• [GIVEN EXERCISE] Retype exactly the line holding "Read all visible content and emit it as JSON." and each line that follows, down to the last one. Exclude pictures.
** Start of DATA **
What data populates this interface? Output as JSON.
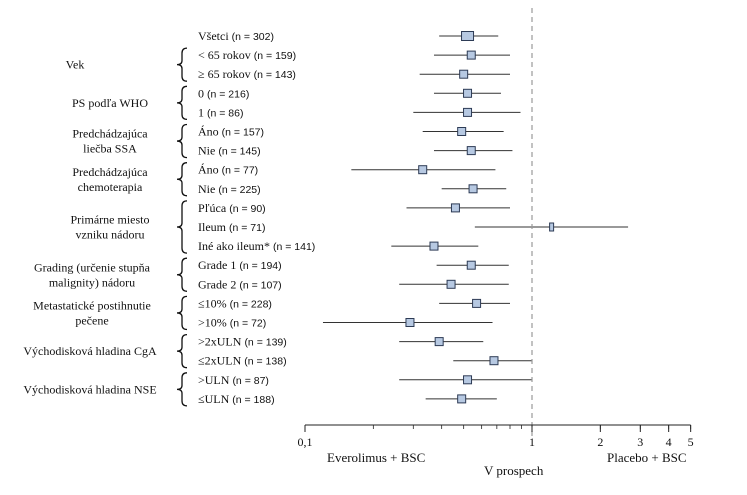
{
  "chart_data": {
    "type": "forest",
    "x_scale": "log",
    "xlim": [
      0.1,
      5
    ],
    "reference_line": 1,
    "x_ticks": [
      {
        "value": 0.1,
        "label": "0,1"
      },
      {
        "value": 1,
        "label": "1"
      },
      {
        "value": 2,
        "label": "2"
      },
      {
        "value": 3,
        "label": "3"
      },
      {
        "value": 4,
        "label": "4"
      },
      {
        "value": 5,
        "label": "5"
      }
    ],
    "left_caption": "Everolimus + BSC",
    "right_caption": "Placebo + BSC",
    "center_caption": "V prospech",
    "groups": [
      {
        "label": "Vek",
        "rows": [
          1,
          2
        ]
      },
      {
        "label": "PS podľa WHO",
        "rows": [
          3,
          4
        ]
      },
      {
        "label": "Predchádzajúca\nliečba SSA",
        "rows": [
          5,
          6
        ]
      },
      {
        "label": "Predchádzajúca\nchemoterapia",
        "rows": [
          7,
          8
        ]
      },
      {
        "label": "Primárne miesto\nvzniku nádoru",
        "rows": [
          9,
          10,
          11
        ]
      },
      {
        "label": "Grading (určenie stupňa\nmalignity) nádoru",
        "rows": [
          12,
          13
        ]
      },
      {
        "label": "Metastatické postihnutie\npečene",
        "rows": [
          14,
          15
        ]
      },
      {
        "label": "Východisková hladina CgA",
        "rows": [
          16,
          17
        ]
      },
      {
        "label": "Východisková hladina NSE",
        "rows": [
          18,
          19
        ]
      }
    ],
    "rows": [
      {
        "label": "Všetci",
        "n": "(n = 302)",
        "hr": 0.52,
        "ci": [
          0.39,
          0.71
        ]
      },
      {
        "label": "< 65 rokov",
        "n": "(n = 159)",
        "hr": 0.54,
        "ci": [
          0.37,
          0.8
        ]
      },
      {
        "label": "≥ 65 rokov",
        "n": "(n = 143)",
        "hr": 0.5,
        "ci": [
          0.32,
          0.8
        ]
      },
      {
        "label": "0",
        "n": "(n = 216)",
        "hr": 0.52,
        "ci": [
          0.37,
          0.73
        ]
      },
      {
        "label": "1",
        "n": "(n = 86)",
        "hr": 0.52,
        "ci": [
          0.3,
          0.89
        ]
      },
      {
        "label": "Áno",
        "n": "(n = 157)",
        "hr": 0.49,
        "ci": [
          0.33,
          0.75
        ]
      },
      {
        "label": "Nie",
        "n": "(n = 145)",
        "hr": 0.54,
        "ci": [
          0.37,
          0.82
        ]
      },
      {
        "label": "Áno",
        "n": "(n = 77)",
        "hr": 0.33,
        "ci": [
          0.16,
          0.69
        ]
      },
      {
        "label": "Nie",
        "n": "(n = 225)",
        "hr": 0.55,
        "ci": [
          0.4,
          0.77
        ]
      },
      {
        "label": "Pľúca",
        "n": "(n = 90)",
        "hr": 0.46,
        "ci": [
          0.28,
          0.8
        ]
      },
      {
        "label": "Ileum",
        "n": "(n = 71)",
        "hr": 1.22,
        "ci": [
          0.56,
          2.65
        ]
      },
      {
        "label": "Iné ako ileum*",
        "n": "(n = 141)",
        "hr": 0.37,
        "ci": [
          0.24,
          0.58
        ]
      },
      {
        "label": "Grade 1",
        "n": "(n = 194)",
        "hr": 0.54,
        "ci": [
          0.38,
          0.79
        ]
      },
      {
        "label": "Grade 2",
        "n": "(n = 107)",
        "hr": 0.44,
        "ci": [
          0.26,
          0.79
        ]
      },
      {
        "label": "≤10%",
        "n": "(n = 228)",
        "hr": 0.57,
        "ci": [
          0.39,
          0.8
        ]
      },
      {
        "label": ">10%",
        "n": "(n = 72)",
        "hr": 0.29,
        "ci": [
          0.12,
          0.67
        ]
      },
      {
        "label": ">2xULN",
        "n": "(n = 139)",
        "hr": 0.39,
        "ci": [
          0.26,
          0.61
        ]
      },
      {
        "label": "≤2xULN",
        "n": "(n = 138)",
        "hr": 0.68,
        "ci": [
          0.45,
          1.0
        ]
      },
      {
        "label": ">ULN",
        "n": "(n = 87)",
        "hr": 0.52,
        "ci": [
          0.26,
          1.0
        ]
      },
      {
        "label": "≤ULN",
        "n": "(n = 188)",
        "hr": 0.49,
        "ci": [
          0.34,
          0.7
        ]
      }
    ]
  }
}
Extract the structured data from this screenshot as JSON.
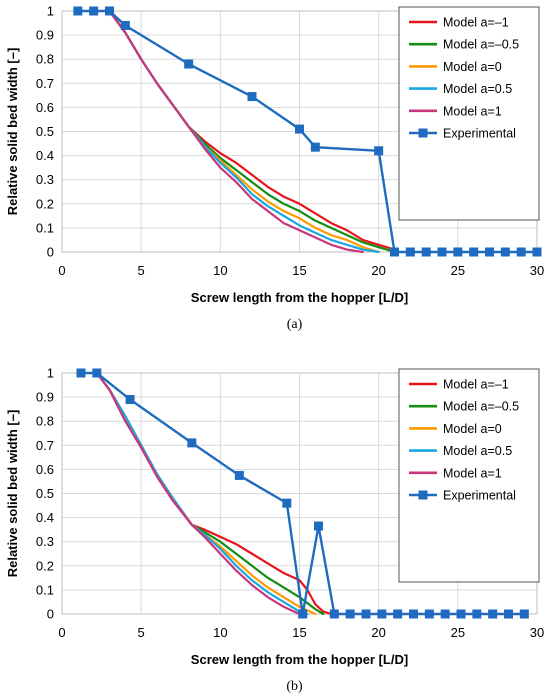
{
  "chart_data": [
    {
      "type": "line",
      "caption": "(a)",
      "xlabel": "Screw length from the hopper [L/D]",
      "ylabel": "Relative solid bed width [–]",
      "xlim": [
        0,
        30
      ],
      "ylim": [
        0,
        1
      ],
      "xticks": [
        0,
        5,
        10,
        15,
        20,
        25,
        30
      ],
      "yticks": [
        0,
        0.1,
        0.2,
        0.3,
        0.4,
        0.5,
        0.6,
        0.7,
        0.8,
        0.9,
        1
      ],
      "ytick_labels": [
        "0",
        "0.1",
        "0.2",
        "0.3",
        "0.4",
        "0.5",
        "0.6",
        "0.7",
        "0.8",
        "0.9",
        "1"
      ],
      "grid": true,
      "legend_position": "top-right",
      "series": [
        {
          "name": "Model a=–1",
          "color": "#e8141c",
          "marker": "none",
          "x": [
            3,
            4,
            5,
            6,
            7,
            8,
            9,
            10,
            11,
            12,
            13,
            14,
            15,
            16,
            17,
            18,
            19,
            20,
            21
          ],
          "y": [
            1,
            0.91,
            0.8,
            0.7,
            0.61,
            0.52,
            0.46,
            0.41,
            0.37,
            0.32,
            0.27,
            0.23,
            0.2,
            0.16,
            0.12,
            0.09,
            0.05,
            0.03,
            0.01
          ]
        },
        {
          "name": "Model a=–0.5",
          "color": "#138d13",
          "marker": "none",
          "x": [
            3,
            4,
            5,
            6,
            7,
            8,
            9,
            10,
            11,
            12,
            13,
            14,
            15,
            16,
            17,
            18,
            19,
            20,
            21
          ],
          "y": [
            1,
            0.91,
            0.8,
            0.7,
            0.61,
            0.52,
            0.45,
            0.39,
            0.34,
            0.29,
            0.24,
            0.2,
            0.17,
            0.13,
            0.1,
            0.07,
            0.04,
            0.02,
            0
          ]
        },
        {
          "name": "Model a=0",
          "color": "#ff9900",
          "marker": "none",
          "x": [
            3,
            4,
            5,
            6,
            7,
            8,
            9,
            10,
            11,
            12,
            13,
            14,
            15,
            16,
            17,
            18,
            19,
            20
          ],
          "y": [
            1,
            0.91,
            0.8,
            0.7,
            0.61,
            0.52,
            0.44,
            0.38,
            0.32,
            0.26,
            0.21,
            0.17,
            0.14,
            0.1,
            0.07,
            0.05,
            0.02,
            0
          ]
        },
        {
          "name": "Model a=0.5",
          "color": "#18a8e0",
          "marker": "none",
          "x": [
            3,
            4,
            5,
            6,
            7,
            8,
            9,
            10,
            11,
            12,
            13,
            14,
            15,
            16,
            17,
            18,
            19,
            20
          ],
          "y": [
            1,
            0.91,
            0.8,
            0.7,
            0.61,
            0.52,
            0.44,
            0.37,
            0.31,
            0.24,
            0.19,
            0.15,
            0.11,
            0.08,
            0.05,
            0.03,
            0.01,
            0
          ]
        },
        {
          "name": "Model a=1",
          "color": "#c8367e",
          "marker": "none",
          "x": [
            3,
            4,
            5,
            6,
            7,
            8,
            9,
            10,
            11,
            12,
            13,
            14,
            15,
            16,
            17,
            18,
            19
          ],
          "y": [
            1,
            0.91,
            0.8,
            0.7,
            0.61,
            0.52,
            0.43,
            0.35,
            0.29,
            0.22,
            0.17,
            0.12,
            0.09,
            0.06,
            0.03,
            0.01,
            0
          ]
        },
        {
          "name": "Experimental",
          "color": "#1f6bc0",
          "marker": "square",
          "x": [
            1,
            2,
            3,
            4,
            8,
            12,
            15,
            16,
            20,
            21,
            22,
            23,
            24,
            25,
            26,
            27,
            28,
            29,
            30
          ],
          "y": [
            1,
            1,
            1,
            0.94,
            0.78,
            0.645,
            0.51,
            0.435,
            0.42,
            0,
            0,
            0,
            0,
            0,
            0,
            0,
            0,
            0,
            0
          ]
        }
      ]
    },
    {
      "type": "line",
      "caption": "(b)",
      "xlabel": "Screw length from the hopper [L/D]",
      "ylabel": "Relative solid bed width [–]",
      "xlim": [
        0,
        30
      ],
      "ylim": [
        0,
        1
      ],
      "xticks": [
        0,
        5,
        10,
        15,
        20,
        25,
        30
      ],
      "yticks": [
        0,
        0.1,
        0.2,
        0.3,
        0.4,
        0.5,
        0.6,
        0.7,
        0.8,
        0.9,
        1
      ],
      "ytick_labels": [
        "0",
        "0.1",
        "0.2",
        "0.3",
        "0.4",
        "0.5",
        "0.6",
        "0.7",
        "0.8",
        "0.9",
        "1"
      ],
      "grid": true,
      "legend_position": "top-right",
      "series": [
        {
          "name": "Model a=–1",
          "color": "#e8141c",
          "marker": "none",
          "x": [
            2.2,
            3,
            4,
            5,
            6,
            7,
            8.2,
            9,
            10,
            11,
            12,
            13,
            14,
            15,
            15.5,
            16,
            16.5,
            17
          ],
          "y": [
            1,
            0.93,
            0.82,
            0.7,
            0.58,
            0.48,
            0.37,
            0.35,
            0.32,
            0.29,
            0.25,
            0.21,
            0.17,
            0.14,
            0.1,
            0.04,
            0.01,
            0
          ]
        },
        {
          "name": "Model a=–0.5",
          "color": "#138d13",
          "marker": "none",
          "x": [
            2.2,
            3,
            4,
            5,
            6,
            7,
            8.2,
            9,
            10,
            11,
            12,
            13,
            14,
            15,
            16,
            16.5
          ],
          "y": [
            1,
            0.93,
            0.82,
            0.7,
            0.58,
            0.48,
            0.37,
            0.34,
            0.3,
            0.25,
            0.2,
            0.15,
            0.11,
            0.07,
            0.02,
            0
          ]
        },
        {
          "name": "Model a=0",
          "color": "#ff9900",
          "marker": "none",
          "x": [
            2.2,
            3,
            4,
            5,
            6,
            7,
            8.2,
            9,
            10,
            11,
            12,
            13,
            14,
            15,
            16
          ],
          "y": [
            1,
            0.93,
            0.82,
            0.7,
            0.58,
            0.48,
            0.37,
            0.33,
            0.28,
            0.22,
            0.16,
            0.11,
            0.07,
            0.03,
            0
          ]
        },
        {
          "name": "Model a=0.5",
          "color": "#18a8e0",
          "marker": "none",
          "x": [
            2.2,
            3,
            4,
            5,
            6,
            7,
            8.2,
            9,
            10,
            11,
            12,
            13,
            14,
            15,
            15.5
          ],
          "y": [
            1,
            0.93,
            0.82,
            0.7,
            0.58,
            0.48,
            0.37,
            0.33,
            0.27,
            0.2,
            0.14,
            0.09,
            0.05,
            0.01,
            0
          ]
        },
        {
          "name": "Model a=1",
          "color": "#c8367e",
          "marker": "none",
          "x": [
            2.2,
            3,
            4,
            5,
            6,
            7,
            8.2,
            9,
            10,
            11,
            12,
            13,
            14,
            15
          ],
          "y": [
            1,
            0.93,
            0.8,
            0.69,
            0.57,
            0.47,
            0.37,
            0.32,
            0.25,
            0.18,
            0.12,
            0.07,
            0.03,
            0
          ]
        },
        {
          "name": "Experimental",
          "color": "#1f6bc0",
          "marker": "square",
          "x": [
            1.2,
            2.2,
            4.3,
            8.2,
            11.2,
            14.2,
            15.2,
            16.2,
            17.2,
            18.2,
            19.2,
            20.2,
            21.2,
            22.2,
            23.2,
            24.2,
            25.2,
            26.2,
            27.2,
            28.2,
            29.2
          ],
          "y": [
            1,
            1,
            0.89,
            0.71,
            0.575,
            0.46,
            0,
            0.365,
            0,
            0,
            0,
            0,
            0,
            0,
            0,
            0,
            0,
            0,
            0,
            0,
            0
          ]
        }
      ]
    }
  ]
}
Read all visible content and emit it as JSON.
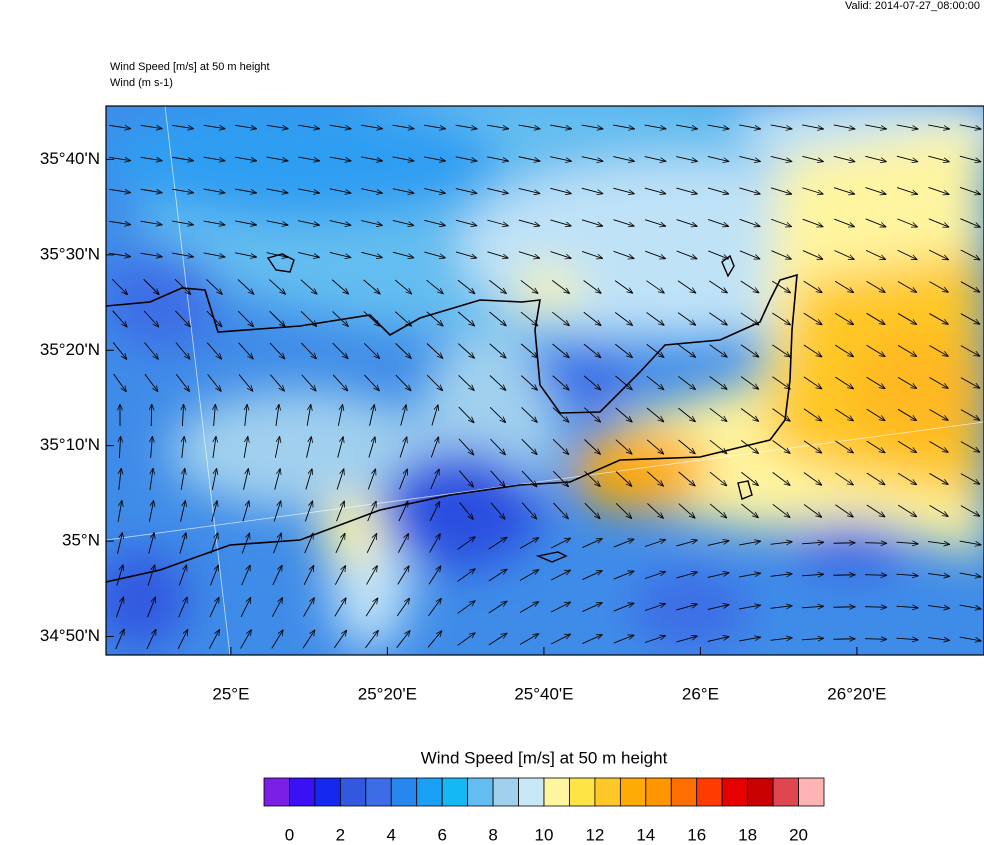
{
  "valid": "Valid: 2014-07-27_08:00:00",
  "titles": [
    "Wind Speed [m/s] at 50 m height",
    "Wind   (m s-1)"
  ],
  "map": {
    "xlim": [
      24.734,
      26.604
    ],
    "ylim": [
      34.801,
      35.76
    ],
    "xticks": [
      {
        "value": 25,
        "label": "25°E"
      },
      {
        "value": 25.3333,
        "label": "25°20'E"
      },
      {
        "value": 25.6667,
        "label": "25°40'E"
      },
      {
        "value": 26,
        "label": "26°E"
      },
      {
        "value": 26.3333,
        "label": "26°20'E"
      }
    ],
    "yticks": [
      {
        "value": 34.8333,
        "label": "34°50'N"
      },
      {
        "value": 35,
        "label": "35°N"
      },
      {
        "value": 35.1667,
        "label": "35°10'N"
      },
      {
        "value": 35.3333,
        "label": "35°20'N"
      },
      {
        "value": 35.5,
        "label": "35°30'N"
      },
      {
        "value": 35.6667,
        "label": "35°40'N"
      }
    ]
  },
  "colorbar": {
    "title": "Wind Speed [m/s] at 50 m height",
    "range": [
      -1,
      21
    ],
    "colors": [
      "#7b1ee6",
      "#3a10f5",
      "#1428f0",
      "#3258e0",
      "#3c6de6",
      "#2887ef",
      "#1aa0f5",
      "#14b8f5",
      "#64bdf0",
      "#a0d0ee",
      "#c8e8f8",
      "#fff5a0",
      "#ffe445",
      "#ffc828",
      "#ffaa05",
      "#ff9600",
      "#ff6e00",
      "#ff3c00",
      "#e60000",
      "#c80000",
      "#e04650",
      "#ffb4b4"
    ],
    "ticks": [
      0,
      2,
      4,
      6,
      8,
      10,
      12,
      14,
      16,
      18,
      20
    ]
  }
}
** End of DATA **
• [EXERCISE ANSWER]
Read all visible content and emit it as JSON.
{
  "valid": "Valid: 2014-07-27_08:00:00",
  "titles": [
    "Wind Speed [m/s] at 50 m height",
    "Wind   (m s-1)"
  ],
  "map": {
    "xlim": [
      24.734,
      26.604
    ],
    "ylim": [
      34.801,
      35.76
    ],
    "xticks": [
      {
        "value": 25,
        "label": "25°E"
      },
      {
        "value": 25.3333,
        "label": "25°20'E"
      },
      {
        "value": 25.6667,
        "label": "25°40'E"
      },
      {
        "value": 26,
        "label": "26°E"
      },
      {
        "value": 26.3333,
        "label": "26°20'E"
      }
    ],
    "yticks": [
      {
        "value": 34.8333,
        "label": "34°50'N"
      },
      {
        "value": 35,
        "label": "35°N"
      },
      {
        "value": 35.1667,
        "label": "35°10'N"
      },
      {
        "value": 35.3333,
        "label": "35°20'N"
      },
      {
        "value": 35.5,
        "label": "35°30'N"
      },
      {
        "value": 35.6667,
        "label": "35°40'N"
      }
    ]
  },
  "colorbar": {
    "title": "Wind Speed [m/s] at 50 m height",
    "range": [
      -1,
      21
    ],
    "colors": [
      "#7b1ee6",
      "#3a10f5",
      "#1428f0",
      "#3258e0",
      "#3c6de6",
      "#2887ef",
      "#1aa0f5",
      "#14b8f5",
      "#64bdf0",
      "#a0d0ee",
      "#c8e8f8",
      "#fff5a0",
      "#ffe445",
      "#ffc828",
      "#ffaa05",
      "#ff9600",
      "#ff6e00",
      "#ff3c00",
      "#e60000",
      "#c80000",
      "#e04650",
      "#ffb4b4"
    ],
    "ticks": [
      0,
      2,
      4,
      6,
      8,
      10,
      12,
      14,
      16,
      18,
      20
    ]
  }
}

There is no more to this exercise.